Walaupun data sejarah berdirinya dan letak kerajaan ini masih menjadi perdebatan di kalangan pakar dan pemerhati sejarah Aceh, namun, dapat diprediksikan bahwa letak Kerajaan Lamuri berdekatan dengan laut atau pantai dan kemudian meluas ke daerah pedalaman. Persisnya, letak kerajaan ini berada di sebuah teluk di sekitar daerah Krueng Raya. Teluk itu bernama Bandar Lamuri. Kata “Lamuri” sebenarnya merujuk pada “Lamreh” di Pelabuhan Malahayati (Krueng Raya). Istana Lamuri sendiri berada di tepi Kuala Naga (kemudian menjadi Krueng Aceh) di Kampung Pande sekarang ini dengan nama Kandang Aceh.

Berdasarkan sumber-sumber berita dari pedagang Arab, Kerajaan Lamuri telah ada sejak pertengahan abad ke-IX M. Artinya, kerajaan ini telah berdiri sejak sekitar tahun 900-an Masehi. Pada awal abad ini, Kerajaan Sriwijaya telah menjadi sebuah kerajaan yang menguasai dan memiliki banyak daerah taklukan. Pada tahun 943 M, Kerajaan Lamuri tunduk di bawah kekuasaan Sriwijaya. Meski di bawah kekuasaan Sriwijaya, Kerajaan Lamuri tetap mendapatkan haknya sebagai kerajaan Islam yang berdaulat. Hanya saja, kerajaan ini memiliki kewajiban untuk mempersembahkan upeti, memberikan bantuan jika diperlukan, dan juga datang melapor ke Sriwijaya jika memang diperlukan.

Kerajaan Lamuri menjadi kerajaan Islam dikarenakan kerajaan ini merupakan tempat pertama kali yang disinggahi oleh pedagang-pedagang dan pelaut-pelaut yang datang dari India dan Arab sekaligus meyiarkan ajaran Islam. Berdasarkan analisis W.P. Groeneveldt, pada tahun 1416 M semua rakyat di Kerajaan Lamuri telah memeluk Islam. Menurut sebuah historiografi Hikayat Melayu, Kerajaan Lamiri (maksudnya adalah Lamuri) merupakan daerah kedua di Pulau Sumatera yang di islamkan oleh Syaikh Ismail sebelum ia mengislamkan Kerajaan Samudera Pasai. Dengan demikian, dapat dikatakan bahwa Kerajaan Lamiri jelas merupakan salah satu kerajaan Islam di Aceh.

Menurut Prasasti Tanjore di India, pada tahun 1030 M, Kerajaan Lamuri pernah diserang oleh Kerajaan Chola di bawah kepemimpinan Raja Rayendracoladewa I. Pada akhirnya, Kerajaan Lamuri dapat dikalahkan oleh Kerajaan Chola, meskipun telah memberikan perlawanan yang sangat hebat. Bukti perlawanan tersebut mengindikasikan bahwa Kerajaan Lamuri bukan kerajaan kecil karena terbukti sanggup memberikan perlawanan yang tangguh terhadap kerajaan besar, seperti Kerajaan Chola.

Bagian data
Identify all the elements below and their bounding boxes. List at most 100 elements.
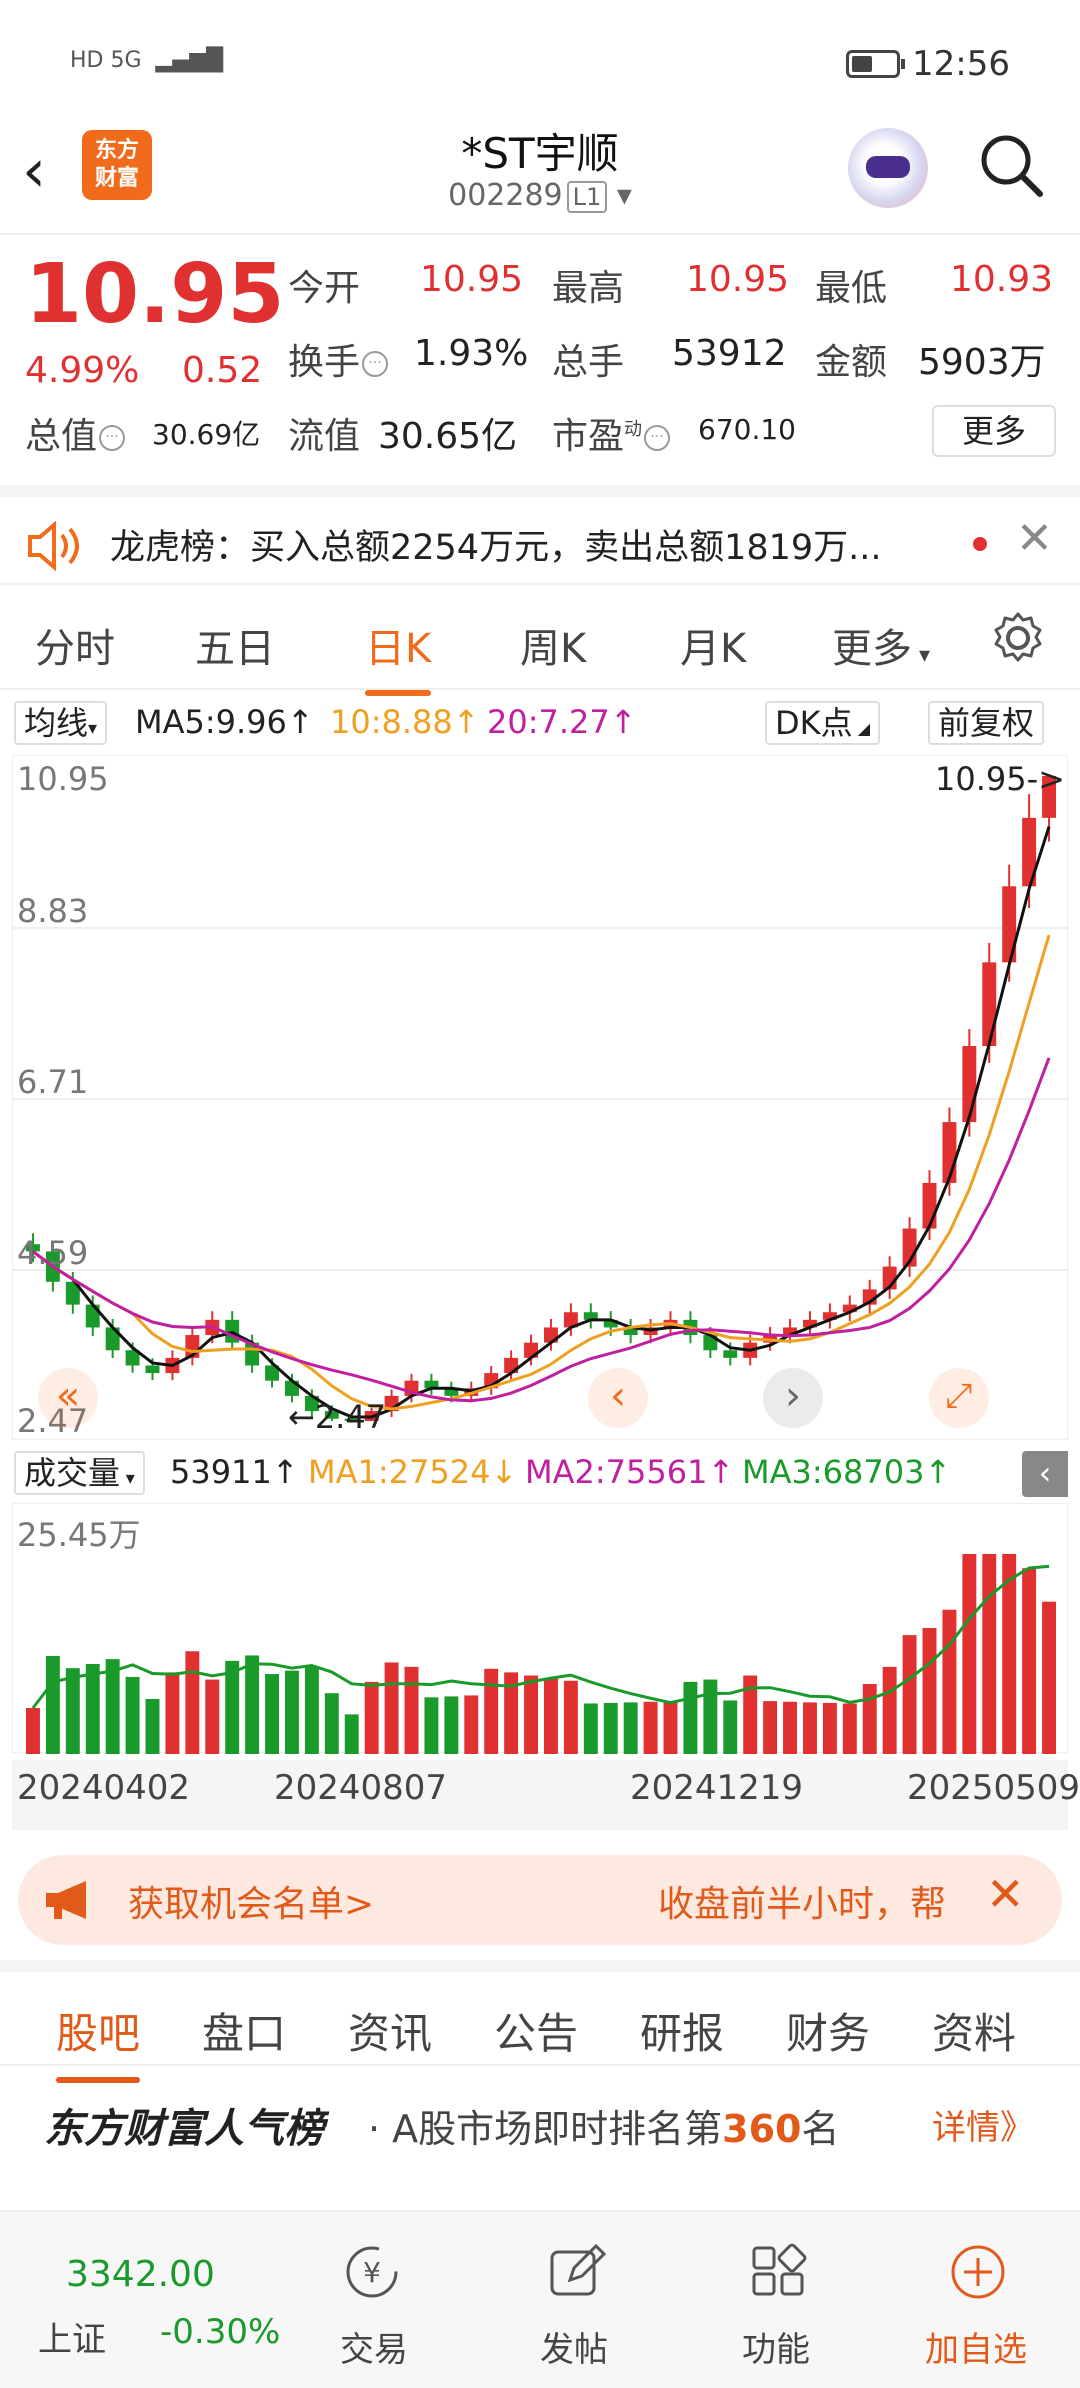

Tujuan latihan
Teruskan teks tentang Kerajaan Lamuri mulai setelah kalimat terakhirnya. Daftar tersebut tidak perlu dipakai sama sekali.

Jawaban tugas
Menurut Hikayat Atjeh, salah seorang sultan yang cukup terkenal di Kerajaan Lamuri adalah Sultan Munawwar Syah. Konon, ia adalah moyang dari salah seorang sultan di Aceh yang sangat terkenal, yaitu Sultan Iskandar Muda. Pada akhir abad ke-15, pusat pemerintahan Kerajaan Lamuri dipindahkan ke Makota Alam (kini di namakan Kuta Alam, Banda Aceh) yang terletak di sisi utara Krueng Aceh. Pemindahan tersebut dikarenakan adanya serangan dari Kerajaan Pidie dan adanya pendangkalan muara sungai. Sejak saat itu, nama Kerajaan Lamuri dikenal dengan nama Kerajaan Makota Alam.

Dalam perkembangan selanjutnya, tepatnya pada tahun 1513 M, Kerajaan Lamuri beserta dengan Kerajaan Pase, Daya, Lingga, Pedir (Pidie), Perlak, Benua Tamiang dan Samudera Pasai bersatu menjadi Kerajaan Aceh Darussalam di bawah kekuasaan Sultan Ali Mughayat Syah (1496-1528 M). Jadi, bisa dikatakan bahwa Kerajaan Lamuri merupakan bagian dari cikal bakal berdirinya Kerajaan Aceh Darussalam. Nama kerajaan ini berasal dari salah satu desa di Kabupaten Aceh Besar, yang pusat pemerintahannya berada di Kampung Lamreh.

Kerajaan Lamuri berumur sekitar lebih dari 6 abad karena terhitung sejak tahun 900-an hingga tahun 1513. Kerajaan ini berakhir setelah menyatu bersama dengan beberapa kerajaan lain di Aceh ke dalam Kerajaan Aceh Darussalam.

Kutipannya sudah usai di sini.